* **Requirements**
Leave out the pictures and copy every record exactly.

* **Available data**

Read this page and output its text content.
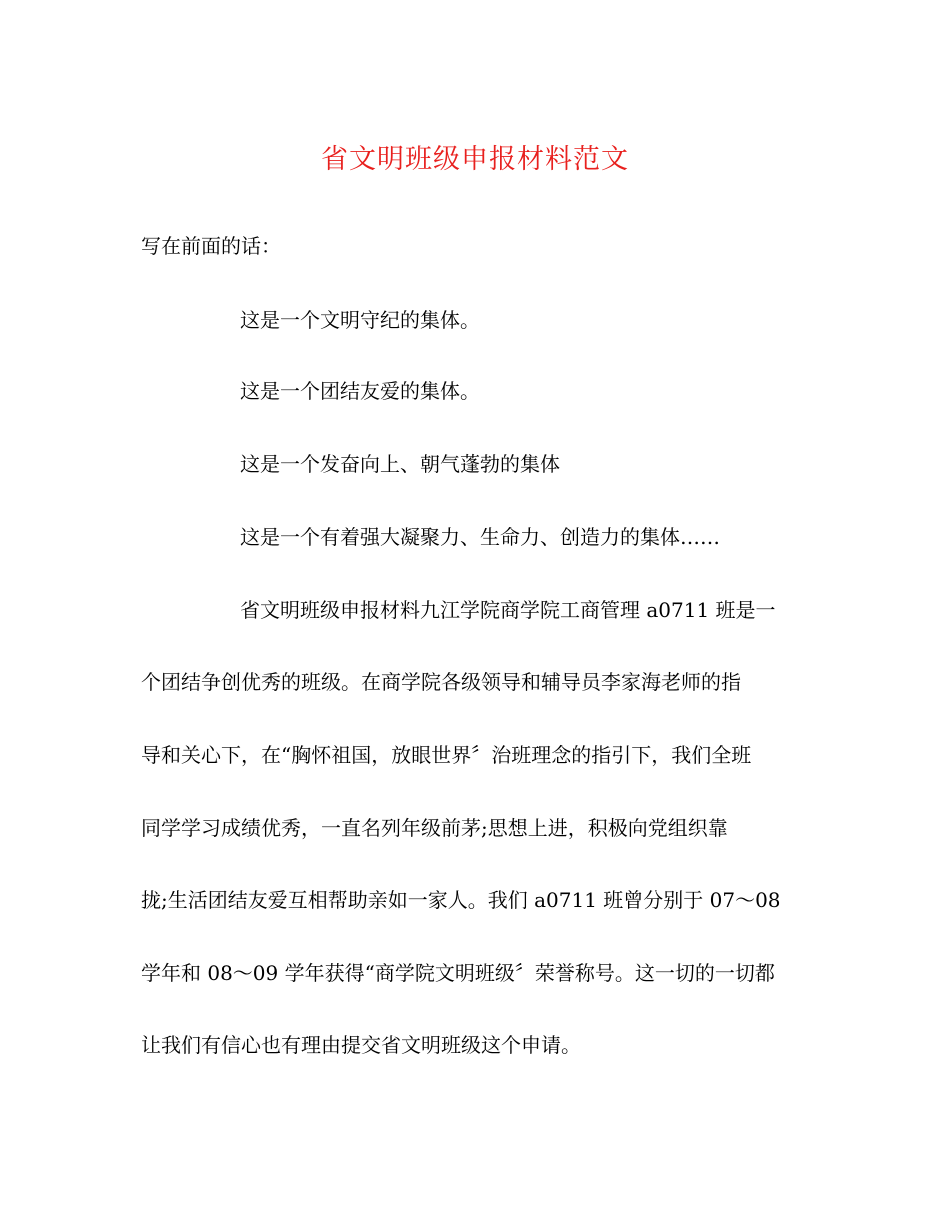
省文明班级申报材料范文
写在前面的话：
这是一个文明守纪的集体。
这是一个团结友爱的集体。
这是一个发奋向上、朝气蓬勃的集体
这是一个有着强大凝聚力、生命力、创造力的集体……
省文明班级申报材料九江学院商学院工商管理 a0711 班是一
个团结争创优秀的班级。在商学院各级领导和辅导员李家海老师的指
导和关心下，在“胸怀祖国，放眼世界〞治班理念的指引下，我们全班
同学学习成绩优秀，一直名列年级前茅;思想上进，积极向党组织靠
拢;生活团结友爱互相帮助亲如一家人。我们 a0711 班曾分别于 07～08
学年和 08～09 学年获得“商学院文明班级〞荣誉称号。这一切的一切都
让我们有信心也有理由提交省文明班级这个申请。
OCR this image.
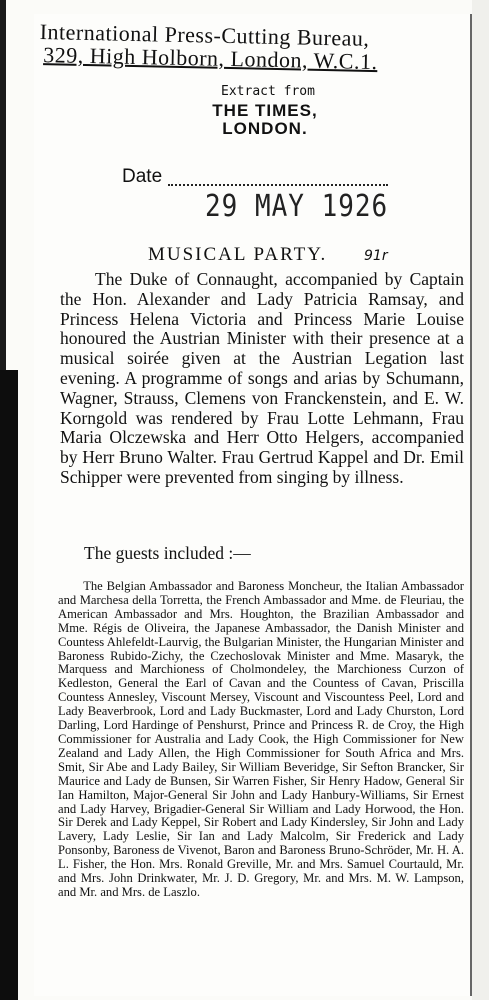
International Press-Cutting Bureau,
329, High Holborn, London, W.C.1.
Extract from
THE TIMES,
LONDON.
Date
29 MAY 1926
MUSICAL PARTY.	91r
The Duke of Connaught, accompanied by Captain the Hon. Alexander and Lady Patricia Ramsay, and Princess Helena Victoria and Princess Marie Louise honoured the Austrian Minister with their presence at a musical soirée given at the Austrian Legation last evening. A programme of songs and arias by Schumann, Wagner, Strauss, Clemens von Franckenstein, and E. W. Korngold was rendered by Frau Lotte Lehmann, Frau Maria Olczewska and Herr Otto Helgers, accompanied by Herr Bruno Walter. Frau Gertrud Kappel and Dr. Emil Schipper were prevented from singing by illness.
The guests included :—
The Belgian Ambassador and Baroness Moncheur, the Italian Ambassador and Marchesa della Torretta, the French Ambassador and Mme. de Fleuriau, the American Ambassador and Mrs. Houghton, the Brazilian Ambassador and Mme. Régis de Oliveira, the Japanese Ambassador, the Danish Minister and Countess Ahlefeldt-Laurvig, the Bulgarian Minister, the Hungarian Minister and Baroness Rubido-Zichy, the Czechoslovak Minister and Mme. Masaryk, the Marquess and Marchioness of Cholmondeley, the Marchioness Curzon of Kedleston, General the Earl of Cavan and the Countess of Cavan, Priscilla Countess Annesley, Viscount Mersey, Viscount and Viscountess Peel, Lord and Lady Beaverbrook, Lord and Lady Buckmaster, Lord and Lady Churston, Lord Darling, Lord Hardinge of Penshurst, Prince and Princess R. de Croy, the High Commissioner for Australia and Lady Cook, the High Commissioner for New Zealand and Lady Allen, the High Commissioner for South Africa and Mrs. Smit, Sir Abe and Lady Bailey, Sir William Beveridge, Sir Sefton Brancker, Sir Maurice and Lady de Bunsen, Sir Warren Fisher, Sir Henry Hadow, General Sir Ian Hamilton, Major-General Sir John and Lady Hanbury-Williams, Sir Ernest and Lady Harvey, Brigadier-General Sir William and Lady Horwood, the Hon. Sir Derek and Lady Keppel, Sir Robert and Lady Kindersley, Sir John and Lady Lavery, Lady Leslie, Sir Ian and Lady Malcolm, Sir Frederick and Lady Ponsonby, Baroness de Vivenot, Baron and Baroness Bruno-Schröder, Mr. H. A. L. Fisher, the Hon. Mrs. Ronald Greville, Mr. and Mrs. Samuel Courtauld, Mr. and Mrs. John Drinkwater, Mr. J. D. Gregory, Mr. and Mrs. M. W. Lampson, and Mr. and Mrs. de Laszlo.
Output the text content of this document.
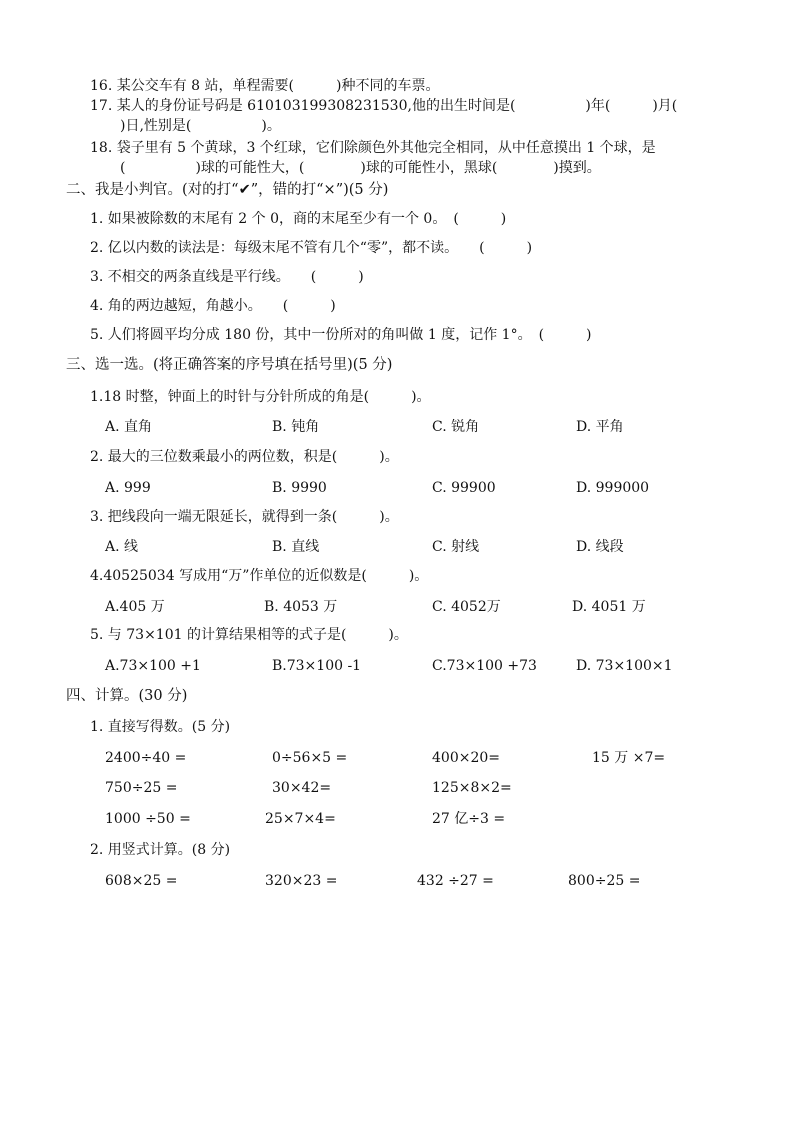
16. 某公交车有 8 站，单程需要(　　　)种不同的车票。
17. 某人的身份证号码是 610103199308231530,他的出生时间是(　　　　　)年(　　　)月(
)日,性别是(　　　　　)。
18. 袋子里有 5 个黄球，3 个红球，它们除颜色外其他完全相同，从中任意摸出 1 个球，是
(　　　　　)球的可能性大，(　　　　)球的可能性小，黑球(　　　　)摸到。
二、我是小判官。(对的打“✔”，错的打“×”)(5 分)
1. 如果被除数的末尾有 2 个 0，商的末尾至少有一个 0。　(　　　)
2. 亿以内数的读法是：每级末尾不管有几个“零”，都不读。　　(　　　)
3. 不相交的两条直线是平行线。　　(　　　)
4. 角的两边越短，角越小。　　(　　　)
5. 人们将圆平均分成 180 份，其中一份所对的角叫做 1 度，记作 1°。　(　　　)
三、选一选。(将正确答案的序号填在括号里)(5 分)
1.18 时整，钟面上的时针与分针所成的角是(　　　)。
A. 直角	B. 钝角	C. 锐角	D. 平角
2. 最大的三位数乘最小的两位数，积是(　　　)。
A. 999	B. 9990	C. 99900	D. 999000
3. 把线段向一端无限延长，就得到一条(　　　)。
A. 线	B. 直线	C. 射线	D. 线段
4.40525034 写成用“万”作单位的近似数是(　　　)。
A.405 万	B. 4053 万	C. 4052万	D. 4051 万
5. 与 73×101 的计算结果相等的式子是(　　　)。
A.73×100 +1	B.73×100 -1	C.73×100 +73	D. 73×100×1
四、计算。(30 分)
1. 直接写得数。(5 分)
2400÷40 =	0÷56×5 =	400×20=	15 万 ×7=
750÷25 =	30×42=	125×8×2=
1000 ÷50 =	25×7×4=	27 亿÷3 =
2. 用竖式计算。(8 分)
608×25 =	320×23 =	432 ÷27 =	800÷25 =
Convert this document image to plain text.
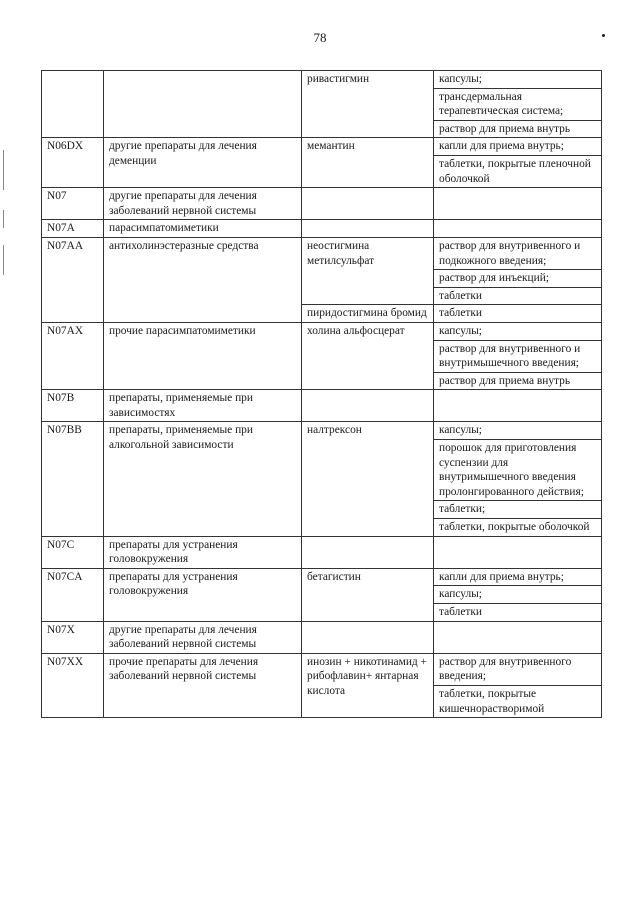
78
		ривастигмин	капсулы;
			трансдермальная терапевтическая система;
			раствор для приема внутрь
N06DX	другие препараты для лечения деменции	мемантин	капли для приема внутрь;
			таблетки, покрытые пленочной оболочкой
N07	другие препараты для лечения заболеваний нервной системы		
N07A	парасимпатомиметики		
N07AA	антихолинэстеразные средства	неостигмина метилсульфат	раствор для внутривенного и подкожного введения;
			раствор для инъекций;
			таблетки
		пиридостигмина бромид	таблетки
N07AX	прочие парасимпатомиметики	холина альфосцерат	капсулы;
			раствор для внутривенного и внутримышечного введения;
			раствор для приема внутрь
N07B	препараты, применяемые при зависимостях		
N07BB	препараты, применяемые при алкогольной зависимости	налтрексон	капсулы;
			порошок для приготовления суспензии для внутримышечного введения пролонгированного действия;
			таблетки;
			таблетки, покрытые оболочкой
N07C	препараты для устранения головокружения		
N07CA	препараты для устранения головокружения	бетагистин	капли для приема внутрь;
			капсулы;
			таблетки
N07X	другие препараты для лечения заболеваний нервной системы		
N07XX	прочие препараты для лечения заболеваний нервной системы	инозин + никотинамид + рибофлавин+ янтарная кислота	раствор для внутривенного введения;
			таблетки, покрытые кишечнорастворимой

* **Final result**
Read this page and output its text content.
省文明班级申报材料范文
写在前面的话：
这是一个文明守纪的集体。
这是一个团结友爱的集体。
这是一个发奋向上、朝气蓬勃的集体
这是一个有着强大凝聚力、生命力、创造力的集体……
省文明班级申报材料九江学院商学院工商管理 a0711 班是一
个团结争创优秀的班级。在商学院各级领导和辅导员李家海老师的指
导和关心下，在“胸怀祖国，放眼世界〞治班理念的指引下，我们全班
同学学习成绩优秀，一直名列年级前茅;思想上进，积极向党组织靠
拢;生活团结友爱互相帮助亲如一家人。我们 a0711 班曾分别于 07～08
学年和 08～09 学年获得“商学院文明班级〞荣誉称号。这一切的一切都
让我们有信心也有理由提交省文明班级这个申请。
OCR this image.
International Press-Cutting Bureau,
329, High Holborn, London, W.C.1.
Extract from
THE TIMES,
LONDON.
Date
29 MAY 1926
MUSICAL PARTY.	91r
The Duke of Connaught, accompanied by Captain the Hon. Alexander and Lady Patricia Ramsay, and Princess Helena Victoria and Princess Marie Louise honoured the Austrian Minister with their presence at a musical soirée given at the Austrian Legation last evening. A programme of songs and arias by Schumann, Wagner, Strauss, Clemens von Franckenstein, and E. W. Korngold was rendered by Frau Lotte Lehmann, Frau Maria Olczewska and Herr Otto Helgers, accompanied by Herr Bruno Walter. Frau Gertrud Kappel and Dr. Emil Schipper were prevented from singing by illness.
The guests included :—
The Belgian Ambassador and Baroness Moncheur, the Italian Ambassador and Marchesa della Torretta, the French Ambassador and Mme. de Fleuriau, the American Ambassador and Mrs. Houghton, the Brazilian Ambassador and Mme. Régis de Oliveira, the Japanese Ambassador, the Danish Minister and Countess Ahlefeldt-Laurvig, the Bulgarian Minister, the Hungarian Minister and Baroness Rubido-Zichy, the Czechoslovak Minister and Mme. Masaryk, the Marquess and Marchioness of Cholmondeley, the Marchioness Curzon of Kedleston, General the Earl of Cavan and the Countess of Cavan, Priscilla Countess Annesley, Viscount Mersey, Viscount and Viscountess Peel, Lord and Lady Beaverbrook, Lord and Lady Buckmaster, Lord and Lady Churston, Lord Darling, Lord Hardinge of Penshurst, Prince and Princess R. de Croy, the High Commissioner for Australia and Lady Cook, the High Commissioner for New Zealand and Lady Allen, the High Commissioner for South Africa and Mrs. Smit, Sir Abe and Lady Bailey, Sir William Beveridge, Sir Sefton Brancker, Sir Maurice and Lady de Bunsen, Sir Warren Fisher, Sir Henry Hadow, General Sir Ian Hamilton, Major-General Sir John and Lady Hanbury-Williams, Sir Ernest and Lady Harvey, Brigadier-General Sir William and Lady Horwood, the Hon. Sir Derek and Lady Keppel, Sir Robert and Lady Kindersley, Sir John and Lady Lavery, Lady Leslie, Sir Ian and Lady Malcolm, Sir Frederick and Lady Ponsonby, Baroness de Vivenot, Baron and Baroness Bruno-Schröder, Mr. H. A. L. Fisher, the Hon. Mrs. Ronald Greville, Mr. and Mrs. Samuel Courtauld, Mr. and Mrs. John Drinkwater, Mr. J. D. Gregory, Mr. and Mrs. M. W. Lampson, and Mr. and Mrs. de Laszlo.
Output the text content of this document.
16. 某公交车有 8 站，单程需要(　　　)种不同的车票。
17. 某人的身份证号码是 610103199308231530,他的出生时间是(　　　　　)年(　　　)月(
)日,性别是(　　　　　)。
18. 袋子里有 5 个黄球，3 个红球，它们除颜色外其他完全相同，从中任意摸出 1 个球，是
(　　　　　)球的可能性大，(　　　　)球的可能性小，黑球(　　　　)摸到。
二、我是小判官。(对的打“✔”，错的打“×”)(5 分)
1. 如果被除数的末尾有 2 个 0，商的末尾至少有一个 0。　(　　　)
2. 亿以内数的读法是：每级末尾不管有几个“零”，都不读。　　(　　　)
3. 不相交的两条直线是平行线。　　(　　　)
4. 角的两边越短，角越小。　　(　　　)
5. 人们将圆平均分成 180 份，其中一份所对的角叫做 1 度，记作 1°。　(　　　)
三、选一选。(将正确答案的序号填在括号里)(5 分)
1.18 时整，钟面上的时针与分针所成的角是(　　　)。
A. 直角	B. 钝角	C. 锐角	D. 平角
2. 最大的三位数乘最小的两位数，积是(　　　)。
A. 999	B. 9990	C. 99900	D. 999000
3. 把线段向一端无限延长，就得到一条(　　　)。
A. 线	B. 直线	C. 射线	D. 线段
4.40525034 写成用“万”作单位的近似数是(　　　)。
A.405 万	B. 4053 万	C. 4052万	D. 4051 万
5. 与 73×101 的计算结果相等的式子是(　　　)。
A.73×100 +1	B.73×100 -1	C.73×100 +73	D. 73×100×1
四、计算。(30 分)
1. 直接写得数。(5 分)
2400÷40 =	0÷56×5 =	400×20=	15 万 ×7=
750÷25 =	30×42=	125×8×2=
1000 ÷50 =	25×7×4=	27 亿÷3 =
2. 用竖式计算。(8 分)
608×25 =	320×23 =	432 ÷27 =	800÷25 =
Convert this document image to plain text.
78
		ривастигмин	капсулы;
			трансдермальная терапевтическая система;
			раствор для приема внутрь
N06DX	другие препараты для лечения деменции	мемантин	капли для приема внутрь;
			таблетки, покрытые пленочной оболочкой
N07	другие препараты для лечения заболеваний нервной системы		
N07A	парасимпатомиметики		
N07AA	антихолинэстеразные средства	неостигмина метилсульфат	раствор для внутривенного и подкожного введения;
			раствор для инъекций;
			таблетки
		пиридостигмина бромид	таблетки
N07AX	прочие парасимпатомиметики	холина альфосцерат	капсулы;
			раствор для внутривенного и внутримышечного введения;
			раствор для приема внутрь
N07B	препараты, применяемые при зависимостях		
N07BB	препараты, применяемые при алкогольной зависимости	налтрексон	капсулы;
			порошок для приготовления суспензии для внутримышечного введения пролонгированного действия;
			таблетки;
			таблетки, покрытые оболочкой
N07C	препараты для устранения головокружения		
N07CA	препараты для устранения головокружения	бетагистин	капли для приема внутрь;
			капсулы;
			таблетки
N07X	другие препараты для лечения заболеваний нервной системы		
N07XX	прочие препараты для лечения заболеваний нервной системы	инозин + никотинамид + рибофлавин+ янтарная кислота	раствор для внутривенного введения;
			таблетки, покрытые кишечнорастворимой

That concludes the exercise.